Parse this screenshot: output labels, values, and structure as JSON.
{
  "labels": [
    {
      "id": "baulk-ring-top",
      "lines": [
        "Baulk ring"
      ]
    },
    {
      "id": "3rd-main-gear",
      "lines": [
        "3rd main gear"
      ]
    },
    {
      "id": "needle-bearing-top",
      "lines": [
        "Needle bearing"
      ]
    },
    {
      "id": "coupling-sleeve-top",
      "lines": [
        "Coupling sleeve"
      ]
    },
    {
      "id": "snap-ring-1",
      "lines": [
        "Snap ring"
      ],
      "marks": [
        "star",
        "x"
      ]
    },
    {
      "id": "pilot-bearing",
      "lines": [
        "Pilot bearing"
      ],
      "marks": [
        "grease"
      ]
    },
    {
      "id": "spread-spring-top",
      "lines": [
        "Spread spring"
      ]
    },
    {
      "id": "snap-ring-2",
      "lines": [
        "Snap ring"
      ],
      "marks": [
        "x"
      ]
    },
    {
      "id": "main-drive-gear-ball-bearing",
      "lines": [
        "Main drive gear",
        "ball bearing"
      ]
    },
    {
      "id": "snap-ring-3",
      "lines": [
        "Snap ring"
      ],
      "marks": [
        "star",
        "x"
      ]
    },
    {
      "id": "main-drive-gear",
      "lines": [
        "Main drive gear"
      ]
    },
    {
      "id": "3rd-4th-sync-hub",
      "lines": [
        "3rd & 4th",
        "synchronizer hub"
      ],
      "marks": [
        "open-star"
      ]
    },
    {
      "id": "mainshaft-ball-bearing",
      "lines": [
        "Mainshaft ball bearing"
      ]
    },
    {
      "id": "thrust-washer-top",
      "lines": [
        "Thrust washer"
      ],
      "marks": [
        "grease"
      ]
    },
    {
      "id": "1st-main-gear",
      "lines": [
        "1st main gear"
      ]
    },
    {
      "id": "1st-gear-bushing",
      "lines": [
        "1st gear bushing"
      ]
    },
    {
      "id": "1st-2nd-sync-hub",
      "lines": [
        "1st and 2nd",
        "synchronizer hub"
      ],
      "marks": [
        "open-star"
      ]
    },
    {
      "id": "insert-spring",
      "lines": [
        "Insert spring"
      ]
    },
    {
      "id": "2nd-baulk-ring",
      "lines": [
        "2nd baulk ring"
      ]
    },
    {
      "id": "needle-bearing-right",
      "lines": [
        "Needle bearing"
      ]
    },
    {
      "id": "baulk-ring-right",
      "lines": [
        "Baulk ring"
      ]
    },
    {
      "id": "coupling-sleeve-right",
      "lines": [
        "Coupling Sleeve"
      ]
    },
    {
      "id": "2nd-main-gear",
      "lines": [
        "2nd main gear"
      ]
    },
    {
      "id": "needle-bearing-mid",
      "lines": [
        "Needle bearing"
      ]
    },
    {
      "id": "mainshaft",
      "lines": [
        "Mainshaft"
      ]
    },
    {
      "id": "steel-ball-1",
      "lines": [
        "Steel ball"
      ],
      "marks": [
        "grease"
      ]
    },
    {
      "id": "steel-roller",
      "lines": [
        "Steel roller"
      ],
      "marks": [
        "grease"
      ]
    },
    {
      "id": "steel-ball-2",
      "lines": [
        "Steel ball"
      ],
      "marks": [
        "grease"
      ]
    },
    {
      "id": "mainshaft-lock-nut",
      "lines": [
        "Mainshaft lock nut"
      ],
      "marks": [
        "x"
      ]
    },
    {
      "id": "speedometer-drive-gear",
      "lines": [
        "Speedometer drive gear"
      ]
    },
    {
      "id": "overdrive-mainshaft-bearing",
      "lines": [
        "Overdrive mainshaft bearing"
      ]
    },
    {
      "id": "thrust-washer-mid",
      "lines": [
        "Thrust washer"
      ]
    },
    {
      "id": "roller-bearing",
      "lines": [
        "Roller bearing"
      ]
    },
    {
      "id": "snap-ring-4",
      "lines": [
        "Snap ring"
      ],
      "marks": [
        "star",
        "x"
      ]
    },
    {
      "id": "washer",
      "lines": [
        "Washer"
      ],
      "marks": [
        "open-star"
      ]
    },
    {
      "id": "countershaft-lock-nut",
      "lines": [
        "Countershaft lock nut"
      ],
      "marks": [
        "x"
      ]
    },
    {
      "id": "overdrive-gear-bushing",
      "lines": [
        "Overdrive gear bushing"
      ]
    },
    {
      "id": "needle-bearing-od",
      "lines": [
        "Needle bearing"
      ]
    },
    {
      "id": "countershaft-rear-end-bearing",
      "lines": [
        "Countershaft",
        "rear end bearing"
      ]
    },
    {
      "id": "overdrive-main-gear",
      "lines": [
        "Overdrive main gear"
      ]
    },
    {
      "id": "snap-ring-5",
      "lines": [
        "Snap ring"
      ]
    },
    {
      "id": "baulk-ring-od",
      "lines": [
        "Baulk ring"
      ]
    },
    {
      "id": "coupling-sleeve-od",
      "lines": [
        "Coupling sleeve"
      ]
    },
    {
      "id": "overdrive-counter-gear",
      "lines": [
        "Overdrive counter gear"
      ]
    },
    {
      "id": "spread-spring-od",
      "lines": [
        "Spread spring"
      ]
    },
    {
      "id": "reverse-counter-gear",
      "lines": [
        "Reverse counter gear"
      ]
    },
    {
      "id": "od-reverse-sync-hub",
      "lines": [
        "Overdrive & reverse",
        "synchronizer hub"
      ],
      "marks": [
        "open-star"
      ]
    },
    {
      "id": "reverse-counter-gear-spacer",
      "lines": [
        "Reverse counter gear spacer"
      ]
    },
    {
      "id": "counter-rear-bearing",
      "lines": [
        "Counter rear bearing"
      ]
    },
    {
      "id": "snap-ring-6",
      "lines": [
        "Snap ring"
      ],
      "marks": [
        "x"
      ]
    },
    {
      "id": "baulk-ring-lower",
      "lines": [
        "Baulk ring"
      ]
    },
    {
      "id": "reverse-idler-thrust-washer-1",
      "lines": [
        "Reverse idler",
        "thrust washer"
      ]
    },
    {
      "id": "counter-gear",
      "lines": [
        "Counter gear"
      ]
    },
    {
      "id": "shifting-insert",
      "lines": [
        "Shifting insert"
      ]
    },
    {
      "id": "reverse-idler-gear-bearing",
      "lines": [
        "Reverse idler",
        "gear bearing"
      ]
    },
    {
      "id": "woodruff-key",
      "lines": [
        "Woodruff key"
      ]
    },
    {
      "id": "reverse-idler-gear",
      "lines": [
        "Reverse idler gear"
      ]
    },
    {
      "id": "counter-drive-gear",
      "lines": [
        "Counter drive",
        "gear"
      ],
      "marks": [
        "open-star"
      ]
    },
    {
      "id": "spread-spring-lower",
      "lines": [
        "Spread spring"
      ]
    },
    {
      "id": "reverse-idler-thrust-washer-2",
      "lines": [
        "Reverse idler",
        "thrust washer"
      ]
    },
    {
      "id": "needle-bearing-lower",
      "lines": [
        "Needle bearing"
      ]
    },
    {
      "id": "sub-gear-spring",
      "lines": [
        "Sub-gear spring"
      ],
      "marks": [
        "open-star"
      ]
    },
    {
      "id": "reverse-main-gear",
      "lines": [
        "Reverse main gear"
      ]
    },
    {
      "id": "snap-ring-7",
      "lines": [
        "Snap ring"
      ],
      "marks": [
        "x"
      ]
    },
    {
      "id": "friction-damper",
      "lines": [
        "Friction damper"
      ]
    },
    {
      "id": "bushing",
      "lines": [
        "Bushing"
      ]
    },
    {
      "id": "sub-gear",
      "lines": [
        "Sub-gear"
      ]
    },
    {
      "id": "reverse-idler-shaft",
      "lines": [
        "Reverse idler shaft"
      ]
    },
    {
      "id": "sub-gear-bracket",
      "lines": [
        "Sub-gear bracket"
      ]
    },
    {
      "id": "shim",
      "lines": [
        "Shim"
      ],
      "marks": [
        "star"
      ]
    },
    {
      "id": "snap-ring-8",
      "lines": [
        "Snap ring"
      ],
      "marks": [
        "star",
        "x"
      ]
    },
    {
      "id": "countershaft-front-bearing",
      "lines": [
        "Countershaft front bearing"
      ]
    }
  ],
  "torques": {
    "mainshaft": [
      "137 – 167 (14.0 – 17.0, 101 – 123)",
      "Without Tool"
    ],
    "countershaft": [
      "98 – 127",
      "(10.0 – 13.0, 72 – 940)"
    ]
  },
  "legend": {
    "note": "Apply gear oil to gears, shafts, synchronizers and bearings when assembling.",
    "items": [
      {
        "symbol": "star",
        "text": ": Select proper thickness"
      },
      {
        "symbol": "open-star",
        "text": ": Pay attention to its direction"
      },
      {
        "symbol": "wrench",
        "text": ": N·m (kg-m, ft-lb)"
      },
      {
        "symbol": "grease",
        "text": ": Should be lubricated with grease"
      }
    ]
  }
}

+===+

Task instructions
Count the lines in the records above that contain the word "labels", and give only that number.

Response to the exercise
2